## ENTRIES SUPPLIED
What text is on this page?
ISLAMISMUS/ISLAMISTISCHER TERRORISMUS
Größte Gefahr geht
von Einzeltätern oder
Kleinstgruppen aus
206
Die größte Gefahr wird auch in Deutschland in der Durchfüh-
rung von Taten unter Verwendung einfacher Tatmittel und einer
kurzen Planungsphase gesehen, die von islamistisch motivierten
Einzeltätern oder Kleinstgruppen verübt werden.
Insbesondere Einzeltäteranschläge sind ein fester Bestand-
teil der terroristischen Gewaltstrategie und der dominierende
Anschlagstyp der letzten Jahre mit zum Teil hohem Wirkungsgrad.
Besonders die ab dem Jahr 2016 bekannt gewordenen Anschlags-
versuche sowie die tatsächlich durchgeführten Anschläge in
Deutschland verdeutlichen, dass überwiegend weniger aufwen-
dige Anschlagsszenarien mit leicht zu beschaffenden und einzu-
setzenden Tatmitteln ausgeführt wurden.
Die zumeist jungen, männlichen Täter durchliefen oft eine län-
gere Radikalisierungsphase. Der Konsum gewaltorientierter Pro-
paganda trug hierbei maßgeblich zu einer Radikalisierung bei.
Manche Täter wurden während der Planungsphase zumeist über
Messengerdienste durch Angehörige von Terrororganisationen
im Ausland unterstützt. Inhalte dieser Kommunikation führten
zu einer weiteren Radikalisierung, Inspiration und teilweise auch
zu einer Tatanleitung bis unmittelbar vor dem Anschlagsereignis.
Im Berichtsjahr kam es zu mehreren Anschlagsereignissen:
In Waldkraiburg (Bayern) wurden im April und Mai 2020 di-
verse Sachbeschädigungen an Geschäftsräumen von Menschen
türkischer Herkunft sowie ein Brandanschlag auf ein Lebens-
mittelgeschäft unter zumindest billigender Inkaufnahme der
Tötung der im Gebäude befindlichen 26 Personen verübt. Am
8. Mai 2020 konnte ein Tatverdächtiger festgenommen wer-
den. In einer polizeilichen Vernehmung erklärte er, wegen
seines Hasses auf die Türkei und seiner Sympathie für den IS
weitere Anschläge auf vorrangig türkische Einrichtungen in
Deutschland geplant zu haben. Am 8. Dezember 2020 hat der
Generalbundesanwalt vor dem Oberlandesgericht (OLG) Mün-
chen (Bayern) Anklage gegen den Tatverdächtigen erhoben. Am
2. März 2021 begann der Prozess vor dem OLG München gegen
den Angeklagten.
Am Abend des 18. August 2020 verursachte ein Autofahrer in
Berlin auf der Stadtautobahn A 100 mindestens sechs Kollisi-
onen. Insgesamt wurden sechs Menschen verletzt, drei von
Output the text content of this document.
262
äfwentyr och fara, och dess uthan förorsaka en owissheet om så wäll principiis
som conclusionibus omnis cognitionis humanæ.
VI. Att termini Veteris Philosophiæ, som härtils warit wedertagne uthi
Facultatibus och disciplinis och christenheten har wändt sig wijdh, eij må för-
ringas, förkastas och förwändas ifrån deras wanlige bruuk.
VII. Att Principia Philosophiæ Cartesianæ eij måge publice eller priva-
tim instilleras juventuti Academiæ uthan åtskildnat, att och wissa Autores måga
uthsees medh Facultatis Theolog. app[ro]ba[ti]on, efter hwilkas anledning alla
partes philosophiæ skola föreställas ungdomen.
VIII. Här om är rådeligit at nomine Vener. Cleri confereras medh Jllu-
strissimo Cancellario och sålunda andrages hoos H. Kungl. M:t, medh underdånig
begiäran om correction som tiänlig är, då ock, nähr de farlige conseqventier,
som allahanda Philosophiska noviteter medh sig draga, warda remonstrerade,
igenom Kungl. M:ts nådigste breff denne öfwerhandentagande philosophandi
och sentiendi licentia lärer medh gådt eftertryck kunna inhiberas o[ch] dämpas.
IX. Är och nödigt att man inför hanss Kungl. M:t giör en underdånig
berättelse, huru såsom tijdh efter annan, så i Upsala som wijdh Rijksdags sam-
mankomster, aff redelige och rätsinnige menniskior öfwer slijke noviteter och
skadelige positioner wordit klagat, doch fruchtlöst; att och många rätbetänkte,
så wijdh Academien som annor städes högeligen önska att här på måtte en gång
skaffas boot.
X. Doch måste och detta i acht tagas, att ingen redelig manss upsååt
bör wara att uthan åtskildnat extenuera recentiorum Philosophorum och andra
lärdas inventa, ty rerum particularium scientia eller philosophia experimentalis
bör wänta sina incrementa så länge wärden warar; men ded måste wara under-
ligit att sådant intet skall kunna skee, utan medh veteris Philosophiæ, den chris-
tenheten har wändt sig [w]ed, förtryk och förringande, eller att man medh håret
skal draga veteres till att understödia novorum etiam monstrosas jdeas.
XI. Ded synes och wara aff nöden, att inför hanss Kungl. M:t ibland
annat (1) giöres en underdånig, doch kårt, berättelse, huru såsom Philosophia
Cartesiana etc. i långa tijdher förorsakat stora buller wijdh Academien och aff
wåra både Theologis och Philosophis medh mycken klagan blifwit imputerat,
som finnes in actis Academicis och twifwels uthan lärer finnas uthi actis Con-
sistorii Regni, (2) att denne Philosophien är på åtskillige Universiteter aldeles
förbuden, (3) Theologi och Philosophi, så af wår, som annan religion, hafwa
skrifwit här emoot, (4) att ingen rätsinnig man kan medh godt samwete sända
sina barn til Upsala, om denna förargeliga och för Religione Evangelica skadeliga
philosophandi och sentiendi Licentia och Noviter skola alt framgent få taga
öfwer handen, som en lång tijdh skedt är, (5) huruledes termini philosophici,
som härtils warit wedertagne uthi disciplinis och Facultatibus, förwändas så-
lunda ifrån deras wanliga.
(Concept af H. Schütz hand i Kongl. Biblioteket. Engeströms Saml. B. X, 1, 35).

## WHAT IS REQUIRED
Transcribe all of the material exactly as it appears.

## TASK SOLUTION
What text is on this page?
ISLAMISMUS/ISLAMISTISCHER TERRORISMUS
Größte Gefahr geht
von Einzeltätern oder
Kleinstgruppen aus
206
Die größte Gefahr wird auch in Deutschland in der Durchfüh-
rung von Taten unter Verwendung einfacher Tatmittel und einer
kurzen Planungsphase gesehen, die von islamistisch motivierten
Einzeltätern oder Kleinstgruppen verübt werden.
Insbesondere Einzeltäteranschläge sind ein fester Bestand-
teil der terroristischen Gewaltstrategie und der dominierende
Anschlagstyp der letzten Jahre mit zum Teil hohem Wirkungsgrad.
Besonders die ab dem Jahr 2016 bekannt gewordenen Anschlags-
versuche sowie die tatsächlich durchgeführten Anschläge in
Deutschland verdeutlichen, dass überwiegend weniger aufwen-
dige Anschlagsszenarien mit leicht zu beschaffenden und einzu-
setzenden Tatmitteln ausgeführt wurden.
Die zumeist jungen, männlichen Täter durchliefen oft eine län-
gere Radikalisierungsphase. Der Konsum gewaltorientierter Pro-
paganda trug hierbei maßgeblich zu einer Radikalisierung bei.
Manche Täter wurden während der Planungsphase zumeist über
Messengerdienste durch Angehörige von Terrororganisationen
im Ausland unterstützt. Inhalte dieser Kommunikation führten
zu einer weiteren Radikalisierung, Inspiration und teilweise auch
zu einer Tatanleitung bis unmittelbar vor dem Anschlagsereignis.
Im Berichtsjahr kam es zu mehreren Anschlagsereignissen:
In Waldkraiburg (Bayern) wurden im April und Mai 2020 di-
verse Sachbeschädigungen an Geschäftsräumen von Menschen
türkischer Herkunft sowie ein Brandanschlag auf ein Lebens-
mittelgeschäft unter zumindest billigender Inkaufnahme der
Tötung der im Gebäude befindlichen 26 Personen verübt. Am
8. Mai 2020 konnte ein Tatverdächtiger festgenommen wer-
den. In einer polizeilichen Vernehmung erklärte er, wegen
seines Hasses auf die Türkei und seiner Sympathie für den IS
weitere Anschläge auf vorrangig türkische Einrichtungen in
Deutschland geplant zu haben. Am 8. Dezember 2020 hat der
Generalbundesanwalt vor dem Oberlandesgericht (OLG) Mün-
chen (Bayern) Anklage gegen den Tatverdächtigen erhoben. Am
2. März 2021 begann der Prozess vor dem OLG München gegen
den Angeklagten.
Am Abend des 18. August 2020 verursachte ein Autofahrer in
Berlin auf der Stadtautobahn A 100 mindestens sechs Kollisi-
onen. Insgesamt wurden sechs Menschen verletzt, drei von
Output the text content of this document.
262
äfwentyr och fara, och dess uthan förorsaka en owissheet om så wäll principiis
som conclusionibus omnis cognitionis humanæ.
VI. Att termini Veteris Philosophiæ, som härtils warit wedertagne uthi
Facultatibus och disciplinis och christenheten har wändt sig wijdh, eij må för-
ringas, förkastas och förwändas ifrån deras wanlige bruuk.
VII. Att Principia Philosophiæ Cartesianæ eij måge publice eller priva-
tim instilleras juventuti Academiæ uthan åtskildnat, att och wissa Autores måga
uthsees medh Facultatis Theolog. app[ro]ba[ti]on, efter hwilkas anledning alla
partes philosophiæ skola föreställas ungdomen.
VIII. Här om är rådeligit at nomine Vener. Cleri confereras medh Jllu-
strissimo Cancellario och sålunda andrages hoos H. Kungl. M:t, medh underdånig
begiäran om correction som tiänlig är, då ock, nähr de farlige conseqventier,
som allahanda Philosophiska noviteter medh sig draga, warda remonstrerade,
igenom Kungl. M:ts nådigste breff denne öfwerhandentagande philosophandi
och sentiendi licentia lärer medh gådt eftertryck kunna inhiberas o[ch] dämpas.
IX. Är och nödigt att man inför hanss Kungl. M:t giör en underdånig
berättelse, huru såsom tijdh efter annan, så i Upsala som wijdh Rijksdags sam-
mankomster, aff redelige och rätsinnige menniskior öfwer slijke noviteter och
skadelige positioner wordit klagat, doch fruchtlöst; att och många rätbetänkte,
så wijdh Academien som annor städes högeligen önska att här på måtte en gång
skaffas boot.
X. Doch måste och detta i acht tagas, att ingen redelig manss upsååt
bör wara att uthan åtskildnat extenuera recentiorum Philosophorum och andra
lärdas inventa, ty rerum particularium scientia eller philosophia experimentalis
bör wänta sina incrementa så länge wärden warar; men ded måste wara under-
ligit att sådant intet skall kunna skee, utan medh veteris Philosophiæ, den chris-
tenheten har wändt sig [w]ed, förtryk och förringande, eller att man medh håret
skal draga veteres till att understödia novorum etiam monstrosas jdeas.
XI. Ded synes och wara aff nöden, att inför hanss Kungl. M:t ibland
annat (1) giöres en underdånig, doch kårt, berättelse, huru såsom Philosophia
Cartesiana etc. i långa tijdher förorsakat stora buller wijdh Academien och aff
wåra både Theologis och Philosophis medh mycken klagan blifwit imputerat,
som finnes in actis Academicis och twifwels uthan lärer finnas uthi actis Con-
sistorii Regni, (2) att denne Philosophien är på åtskillige Universiteter aldeles
förbuden, (3) Theologi och Philosophi, så af wår, som annan religion, hafwa
skrifwit här emoot, (4) att ingen rätsinnig man kan medh godt samwete sända
sina barn til Upsala, om denna förargeliga och för Religione Evangelica skadeliga
philosophandi och sentiendi Licentia och Noviter skola alt framgent få taga
öfwer handen, som en lång tijdh skedt är, (5) huruledes termini philosophici,
som härtils warit wedertagne uthi disciplinis och Facultatibus, förwändas så-
lunda ifrån deras wanliga.
(Concept af H. Schütz hand i Kongl. Biblioteket. Engeströms Saml. B. X, 1, 35).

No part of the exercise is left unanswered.